Region boundary data
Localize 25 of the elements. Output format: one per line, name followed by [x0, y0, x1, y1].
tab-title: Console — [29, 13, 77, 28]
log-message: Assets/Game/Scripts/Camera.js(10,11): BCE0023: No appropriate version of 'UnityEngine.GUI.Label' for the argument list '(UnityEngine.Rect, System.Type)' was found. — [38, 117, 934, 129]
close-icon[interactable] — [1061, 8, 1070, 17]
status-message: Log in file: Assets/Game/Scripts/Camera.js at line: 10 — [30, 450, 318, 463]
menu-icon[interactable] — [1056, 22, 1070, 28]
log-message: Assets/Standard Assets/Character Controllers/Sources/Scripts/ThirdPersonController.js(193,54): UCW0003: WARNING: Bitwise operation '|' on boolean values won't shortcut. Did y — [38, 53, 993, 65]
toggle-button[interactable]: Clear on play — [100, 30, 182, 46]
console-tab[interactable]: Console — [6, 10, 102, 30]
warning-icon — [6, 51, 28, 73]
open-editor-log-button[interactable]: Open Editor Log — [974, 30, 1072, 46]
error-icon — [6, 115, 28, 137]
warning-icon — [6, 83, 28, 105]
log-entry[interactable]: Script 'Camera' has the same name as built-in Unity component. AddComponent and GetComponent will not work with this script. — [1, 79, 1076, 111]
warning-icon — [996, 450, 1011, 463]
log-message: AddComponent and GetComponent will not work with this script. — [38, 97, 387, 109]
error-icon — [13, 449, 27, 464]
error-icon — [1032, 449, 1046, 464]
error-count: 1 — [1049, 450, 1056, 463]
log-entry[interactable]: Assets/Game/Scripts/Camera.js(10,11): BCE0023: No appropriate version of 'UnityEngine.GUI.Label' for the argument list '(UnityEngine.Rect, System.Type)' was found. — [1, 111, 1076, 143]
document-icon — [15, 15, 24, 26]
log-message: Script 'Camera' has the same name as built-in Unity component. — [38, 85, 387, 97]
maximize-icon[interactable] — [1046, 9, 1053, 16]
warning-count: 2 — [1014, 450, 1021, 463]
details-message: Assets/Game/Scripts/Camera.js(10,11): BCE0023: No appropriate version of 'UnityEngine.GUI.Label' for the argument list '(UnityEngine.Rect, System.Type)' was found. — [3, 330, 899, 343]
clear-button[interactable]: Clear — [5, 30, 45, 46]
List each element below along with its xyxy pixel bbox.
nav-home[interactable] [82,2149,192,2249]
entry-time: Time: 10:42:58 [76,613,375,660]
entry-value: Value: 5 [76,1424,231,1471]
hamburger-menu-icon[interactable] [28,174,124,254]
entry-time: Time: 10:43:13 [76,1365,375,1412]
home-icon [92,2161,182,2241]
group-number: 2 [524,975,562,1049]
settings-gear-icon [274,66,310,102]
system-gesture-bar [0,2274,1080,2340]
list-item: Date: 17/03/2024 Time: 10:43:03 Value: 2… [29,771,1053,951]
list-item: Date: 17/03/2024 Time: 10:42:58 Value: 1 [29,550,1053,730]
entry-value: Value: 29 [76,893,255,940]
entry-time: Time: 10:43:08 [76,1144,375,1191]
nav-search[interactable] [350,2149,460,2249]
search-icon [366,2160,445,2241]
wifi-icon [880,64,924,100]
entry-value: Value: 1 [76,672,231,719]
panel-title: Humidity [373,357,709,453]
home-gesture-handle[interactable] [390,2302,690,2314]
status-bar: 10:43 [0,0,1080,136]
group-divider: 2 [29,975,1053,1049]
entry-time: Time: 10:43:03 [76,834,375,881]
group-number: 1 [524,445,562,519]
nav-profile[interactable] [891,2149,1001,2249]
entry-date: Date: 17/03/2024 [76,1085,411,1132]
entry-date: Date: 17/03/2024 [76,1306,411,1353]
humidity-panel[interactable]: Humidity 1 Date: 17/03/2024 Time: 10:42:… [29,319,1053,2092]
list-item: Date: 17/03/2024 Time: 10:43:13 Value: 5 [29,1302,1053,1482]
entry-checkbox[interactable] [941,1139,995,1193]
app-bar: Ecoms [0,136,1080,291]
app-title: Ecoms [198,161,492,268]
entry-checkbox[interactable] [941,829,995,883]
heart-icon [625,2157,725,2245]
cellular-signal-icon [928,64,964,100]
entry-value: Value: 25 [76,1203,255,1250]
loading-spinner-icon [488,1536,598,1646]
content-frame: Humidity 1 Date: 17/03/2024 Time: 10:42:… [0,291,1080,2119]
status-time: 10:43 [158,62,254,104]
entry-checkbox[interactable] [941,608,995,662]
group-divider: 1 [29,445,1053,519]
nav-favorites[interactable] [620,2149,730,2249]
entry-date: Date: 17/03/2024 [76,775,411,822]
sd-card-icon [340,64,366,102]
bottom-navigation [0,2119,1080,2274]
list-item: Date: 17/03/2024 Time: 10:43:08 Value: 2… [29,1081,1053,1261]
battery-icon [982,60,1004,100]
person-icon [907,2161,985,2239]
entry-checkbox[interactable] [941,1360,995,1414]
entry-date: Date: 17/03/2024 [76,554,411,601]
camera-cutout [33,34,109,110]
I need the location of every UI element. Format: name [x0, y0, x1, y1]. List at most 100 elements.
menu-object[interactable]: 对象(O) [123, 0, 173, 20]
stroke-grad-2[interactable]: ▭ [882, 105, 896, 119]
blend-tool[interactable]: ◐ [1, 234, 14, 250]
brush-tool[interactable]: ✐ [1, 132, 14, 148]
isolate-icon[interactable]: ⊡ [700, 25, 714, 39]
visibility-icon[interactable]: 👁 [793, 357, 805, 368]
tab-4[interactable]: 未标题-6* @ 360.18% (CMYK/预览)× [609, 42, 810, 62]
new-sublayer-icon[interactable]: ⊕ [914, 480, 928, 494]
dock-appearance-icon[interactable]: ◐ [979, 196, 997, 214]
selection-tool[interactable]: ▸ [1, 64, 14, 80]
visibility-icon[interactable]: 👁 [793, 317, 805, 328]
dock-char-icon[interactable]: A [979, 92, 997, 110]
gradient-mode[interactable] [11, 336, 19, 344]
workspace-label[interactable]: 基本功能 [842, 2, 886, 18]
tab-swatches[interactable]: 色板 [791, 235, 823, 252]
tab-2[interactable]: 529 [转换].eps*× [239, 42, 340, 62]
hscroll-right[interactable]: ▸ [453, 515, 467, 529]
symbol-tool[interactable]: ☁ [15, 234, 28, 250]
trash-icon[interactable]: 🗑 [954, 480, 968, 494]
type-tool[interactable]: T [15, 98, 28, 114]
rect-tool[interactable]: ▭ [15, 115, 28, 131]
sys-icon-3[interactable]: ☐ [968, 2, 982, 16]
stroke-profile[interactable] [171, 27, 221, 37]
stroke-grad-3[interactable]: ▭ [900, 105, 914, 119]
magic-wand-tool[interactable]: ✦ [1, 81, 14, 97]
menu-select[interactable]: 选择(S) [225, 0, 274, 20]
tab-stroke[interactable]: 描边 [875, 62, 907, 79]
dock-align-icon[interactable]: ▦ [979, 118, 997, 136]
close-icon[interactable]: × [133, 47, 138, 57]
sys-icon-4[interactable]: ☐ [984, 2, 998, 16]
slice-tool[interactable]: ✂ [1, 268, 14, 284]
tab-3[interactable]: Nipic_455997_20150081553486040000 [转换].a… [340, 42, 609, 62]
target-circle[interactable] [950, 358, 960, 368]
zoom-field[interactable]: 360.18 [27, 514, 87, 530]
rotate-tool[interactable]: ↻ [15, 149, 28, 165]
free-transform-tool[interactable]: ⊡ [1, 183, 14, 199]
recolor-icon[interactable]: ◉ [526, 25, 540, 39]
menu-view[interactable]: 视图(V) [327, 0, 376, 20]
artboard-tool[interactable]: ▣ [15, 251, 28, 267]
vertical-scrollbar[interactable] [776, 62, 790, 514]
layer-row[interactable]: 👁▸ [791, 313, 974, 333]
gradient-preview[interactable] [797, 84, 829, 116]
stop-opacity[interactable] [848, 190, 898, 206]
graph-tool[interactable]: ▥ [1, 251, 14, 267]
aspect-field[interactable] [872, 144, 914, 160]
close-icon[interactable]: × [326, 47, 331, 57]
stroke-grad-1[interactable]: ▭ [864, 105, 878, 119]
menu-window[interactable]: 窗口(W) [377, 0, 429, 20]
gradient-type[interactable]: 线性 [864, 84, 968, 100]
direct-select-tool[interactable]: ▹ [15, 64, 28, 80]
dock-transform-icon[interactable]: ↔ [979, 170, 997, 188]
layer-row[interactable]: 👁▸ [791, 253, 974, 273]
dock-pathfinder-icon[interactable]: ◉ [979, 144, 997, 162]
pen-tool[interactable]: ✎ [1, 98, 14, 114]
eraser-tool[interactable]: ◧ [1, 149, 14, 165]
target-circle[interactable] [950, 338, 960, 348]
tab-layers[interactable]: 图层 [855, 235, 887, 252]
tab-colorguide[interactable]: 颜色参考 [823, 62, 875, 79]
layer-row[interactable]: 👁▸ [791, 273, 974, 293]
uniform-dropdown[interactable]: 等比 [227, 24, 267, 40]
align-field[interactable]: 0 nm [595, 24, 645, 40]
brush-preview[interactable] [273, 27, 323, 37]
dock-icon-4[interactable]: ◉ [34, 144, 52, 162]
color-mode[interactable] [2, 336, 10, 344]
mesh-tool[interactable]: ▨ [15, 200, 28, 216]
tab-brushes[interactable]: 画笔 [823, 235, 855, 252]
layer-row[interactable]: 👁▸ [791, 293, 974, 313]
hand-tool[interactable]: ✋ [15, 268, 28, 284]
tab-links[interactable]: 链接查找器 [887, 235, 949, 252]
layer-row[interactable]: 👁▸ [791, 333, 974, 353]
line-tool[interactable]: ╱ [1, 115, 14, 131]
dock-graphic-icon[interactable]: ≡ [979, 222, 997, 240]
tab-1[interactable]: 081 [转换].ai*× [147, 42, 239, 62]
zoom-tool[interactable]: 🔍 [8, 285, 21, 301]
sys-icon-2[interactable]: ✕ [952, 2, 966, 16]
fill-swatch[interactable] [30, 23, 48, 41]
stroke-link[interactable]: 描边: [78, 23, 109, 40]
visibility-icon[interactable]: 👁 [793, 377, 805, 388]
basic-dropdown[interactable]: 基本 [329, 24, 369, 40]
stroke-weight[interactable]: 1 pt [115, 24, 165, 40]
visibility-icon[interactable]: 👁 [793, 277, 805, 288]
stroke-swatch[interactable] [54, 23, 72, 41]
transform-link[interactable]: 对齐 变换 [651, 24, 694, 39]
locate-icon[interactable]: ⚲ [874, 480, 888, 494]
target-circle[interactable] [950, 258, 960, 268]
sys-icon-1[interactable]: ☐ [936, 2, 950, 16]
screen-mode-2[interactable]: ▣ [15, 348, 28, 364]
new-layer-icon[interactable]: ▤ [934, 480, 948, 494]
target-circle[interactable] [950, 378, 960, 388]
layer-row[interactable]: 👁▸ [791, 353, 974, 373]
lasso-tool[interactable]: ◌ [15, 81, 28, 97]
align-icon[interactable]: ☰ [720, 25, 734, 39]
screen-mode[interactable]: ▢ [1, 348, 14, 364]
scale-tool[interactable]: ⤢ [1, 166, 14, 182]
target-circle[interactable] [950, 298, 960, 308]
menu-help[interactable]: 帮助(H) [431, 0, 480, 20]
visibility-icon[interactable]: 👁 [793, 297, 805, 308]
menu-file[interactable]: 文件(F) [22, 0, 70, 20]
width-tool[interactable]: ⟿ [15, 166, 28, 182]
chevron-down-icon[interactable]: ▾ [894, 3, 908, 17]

* **Your task**
Put the lines of the listing from its start through the line containing "log-message: Assets/Game/Scripts/Camera.js(10,11): BCE0023: No" into a numbered list, leaving out any blank lines.

* **Exercise solution**
1. Localize 25 of the elements. Output format: one per line, name followed by [x0, y0, x1, y1].
2. tab-title: Console — [29, 13, 77, 28]
3. log-message: Assets/Game/Scripts/Camera.js(10,11): BCE0023: No appropriate version of 'UnityEngine.GUI.Label' for the argument list '(UnityEngine.Rect, System.Type)' was found. — [38, 117, 934, 129]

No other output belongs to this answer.